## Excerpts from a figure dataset
#####

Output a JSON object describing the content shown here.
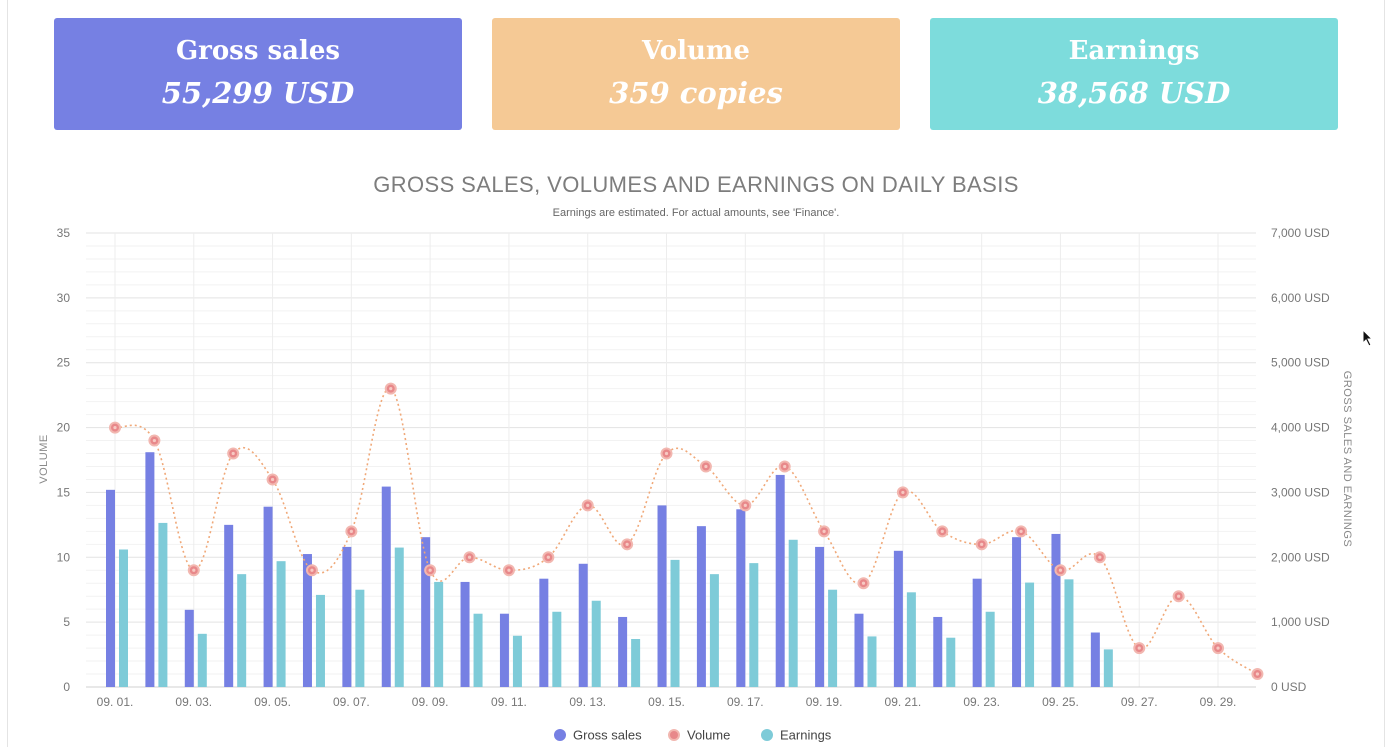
{
  "cards": {
    "gross": {
      "title": "Gross sales",
      "value": "55,299 USD",
      "color": "#7680e3"
    },
    "volume": {
      "title": "Volume",
      "value": "359 copies",
      "color": "#f5c995"
    },
    "earnings": {
      "title": "Earnings",
      "value": "38,568 USD",
      "color": "#7ddcdc"
    }
  },
  "chart_data": {
    "type": "bar",
    "title": "GROSS SALES, VOLUMES AND EARNINGS ON DAILY BASIS",
    "subtitle": "Earnings are estimated. For actual amounts, see 'Finance'.",
    "ylabel": "VOLUME",
    "y2label": "GROSS SALES AND EARNINGS",
    "ylim": [
      0,
      35
    ],
    "y2lim": [
      0,
      7000
    ],
    "y_ticks": [
      "0",
      "5",
      "10",
      "15",
      "20",
      "25",
      "30",
      "35"
    ],
    "y2_ticks": [
      "0 USD",
      "1,000 USD",
      "2,000 USD",
      "3,000 USD",
      "4,000 USD",
      "5,000 USD",
      "6,000 USD",
      "7,000 USD"
    ],
    "x_tick_labels": [
      "09. 01.",
      "09. 03.",
      "09. 05.",
      "09. 07.",
      "09. 09.",
      "09. 11.",
      "09. 13.",
      "09. 15.",
      "09. 17.",
      "09. 19.",
      "09. 21.",
      "09. 23.",
      "09. 25.",
      "09. 27.",
      "09. 29."
    ],
    "categories": [
      "09. 01.",
      "09. 02.",
      "09. 03.",
      "09. 04.",
      "09. 05.",
      "09. 06.",
      "09. 07.",
      "09. 08.",
      "09. 09.",
      "09. 10.",
      "09. 11.",
      "09. 12.",
      "09. 13.",
      "09. 14.",
      "09. 15.",
      "09. 16.",
      "09. 17.",
      "09. 18.",
      "09. 19.",
      "09. 20.",
      "09. 21.",
      "09. 22.",
      "09. 23.",
      "09. 24.",
      "09. 25.",
      "09. 26.",
      "09. 27.",
      "09. 28.",
      "09. 29.",
      "09. 30."
    ],
    "series": [
      {
        "name": "Gross sales",
        "type": "bar",
        "axis": "right",
        "color": "#7680e3",
        "values": [
          3040,
          3620,
          1190,
          2500,
          2780,
          2050,
          2160,
          3090,
          2310,
          1620,
          1130,
          1670,
          1900,
          1080,
          2800,
          2480,
          2740,
          3270,
          2160,
          1130,
          2100,
          1080,
          1670,
          2310,
          2360,
          840,
          0,
          0,
          0,
          0
        ]
      },
      {
        "name": "Volume",
        "type": "line",
        "axis": "left",
        "color": "#e8888a",
        "values": [
          20,
          19,
          9,
          18,
          16,
          9,
          12,
          23,
          9,
          10,
          9,
          10,
          14,
          11,
          18,
          17,
          14,
          17,
          12,
          8,
          15,
          12,
          11,
          12,
          9,
          10,
          3,
          7,
          3,
          1
        ]
      },
      {
        "name": "Earnings",
        "type": "bar",
        "axis": "right",
        "color": "#7ecbd8",
        "values": [
          2120,
          2530,
          820,
          1740,
          1940,
          1420,
          1500,
          2150,
          1620,
          1130,
          790,
          1160,
          1330,
          740,
          1960,
          1740,
          1910,
          2270,
          1500,
          780,
          1460,
          760,
          1160,
          1610,
          1660,
          580,
          0,
          0,
          0,
          0
        ]
      }
    ],
    "legend_position": "bottom-center",
    "grid": true
  }
}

#####

## WORK REQUIRED
Pictures are excluded; output everything else in the data verbatim.

## ANSWER
Output a JSON object describing the content shown here.
{
  "cards": {
    "gross": {
      "title": "Gross sales",
      "value": "55,299 USD",
      "color": "#7680e3"
    },
    "volume": {
      "title": "Volume",
      "value": "359 copies",
      "color": "#f5c995"
    },
    "earnings": {
      "title": "Earnings",
      "value": "38,568 USD",
      "color": "#7ddcdc"
    }
  },
  "chart_data": {
    "type": "bar",
    "title": "GROSS SALES, VOLUMES AND EARNINGS ON DAILY BASIS",
    "subtitle": "Earnings are estimated. For actual amounts, see 'Finance'.",
    "ylabel": "VOLUME",
    "y2label": "GROSS SALES AND EARNINGS",
    "ylim": [
      0,
      35
    ],
    "y2lim": [
      0,
      7000
    ],
    "y_ticks": [
      "0",
      "5",
      "10",
      "15",
      "20",
      "25",
      "30",
      "35"
    ],
    "y2_ticks": [
      "0 USD",
      "1,000 USD",
      "2,000 USD",
      "3,000 USD",
      "4,000 USD",
      "5,000 USD",
      "6,000 USD",
      "7,000 USD"
    ],
    "x_tick_labels": [
      "09. 01.",
      "09. 03.",
      "09. 05.",
      "09. 07.",
      "09. 09.",
      "09. 11.",
      "09. 13.",
      "09. 15.",
      "09. 17.",
      "09. 19.",
      "09. 21.",
      "09. 23.",
      "09. 25.",
      "09. 27.",
      "09. 29."
    ],
    "categories": [
      "09. 01.",
      "09. 02.",
      "09. 03.",
      "09. 04.",
      "09. 05.",
      "09. 06.",
      "09. 07.",
      "09. 08.",
      "09. 09.",
      "09. 10.",
      "09. 11.",
      "09. 12.",
      "09. 13.",
      "09. 14.",
      "09. 15.",
      "09. 16.",
      "09. 17.",
      "09. 18.",
      "09. 19.",
      "09. 20.",
      "09. 21.",
      "09. 22.",
      "09. 23.",
      "09. 24.",
      "09. 25.",
      "09. 26.",
      "09. 27.",
      "09. 28.",
      "09. 29.",
      "09. 30."
    ],
    "series": [
      {
        "name": "Gross sales",
        "type": "bar",
        "axis": "right",
        "color": "#7680e3",
        "values": [
          3040,
          3620,
          1190,
          2500,
          2780,
          2050,
          2160,
          3090,
          2310,
          1620,
          1130,
          1670,
          1900,
          1080,
          2800,
          2480,
          2740,
          3270,
          2160,
          1130,
          2100,
          1080,
          1670,
          2310,
          2360,
          840,
          0,
          0,
          0,
          0
        ]
      },
      {
        "name": "Volume",
        "type": "line",
        "axis": "left",
        "color": "#e8888a",
        "values": [
          20,
          19,
          9,
          18,
          16,
          9,
          12,
          23,
          9,
          10,
          9,
          10,
          14,
          11,
          18,
          17,
          14,
          17,
          12,
          8,
          15,
          12,
          11,
          12,
          9,
          10,
          3,
          7,
          3,
          1
        ]
      },
      {
        "name": "Earnings",
        "type": "bar",
        "axis": "right",
        "color": "#7ecbd8",
        "values": [
          2120,
          2530,
          820,
          1740,
          1940,
          1420,
          1500,
          2150,
          1620,
          1130,
          790,
          1160,
          1330,
          740,
          1960,
          1740,
          1910,
          2270,
          1500,
          780,
          1460,
          760,
          1160,
          1610,
          1660,
          580,
          0,
          0,
          0,
          0
        ]
      }
    ],
    "legend_position": "bottom-center",
    "grid": true
  }
}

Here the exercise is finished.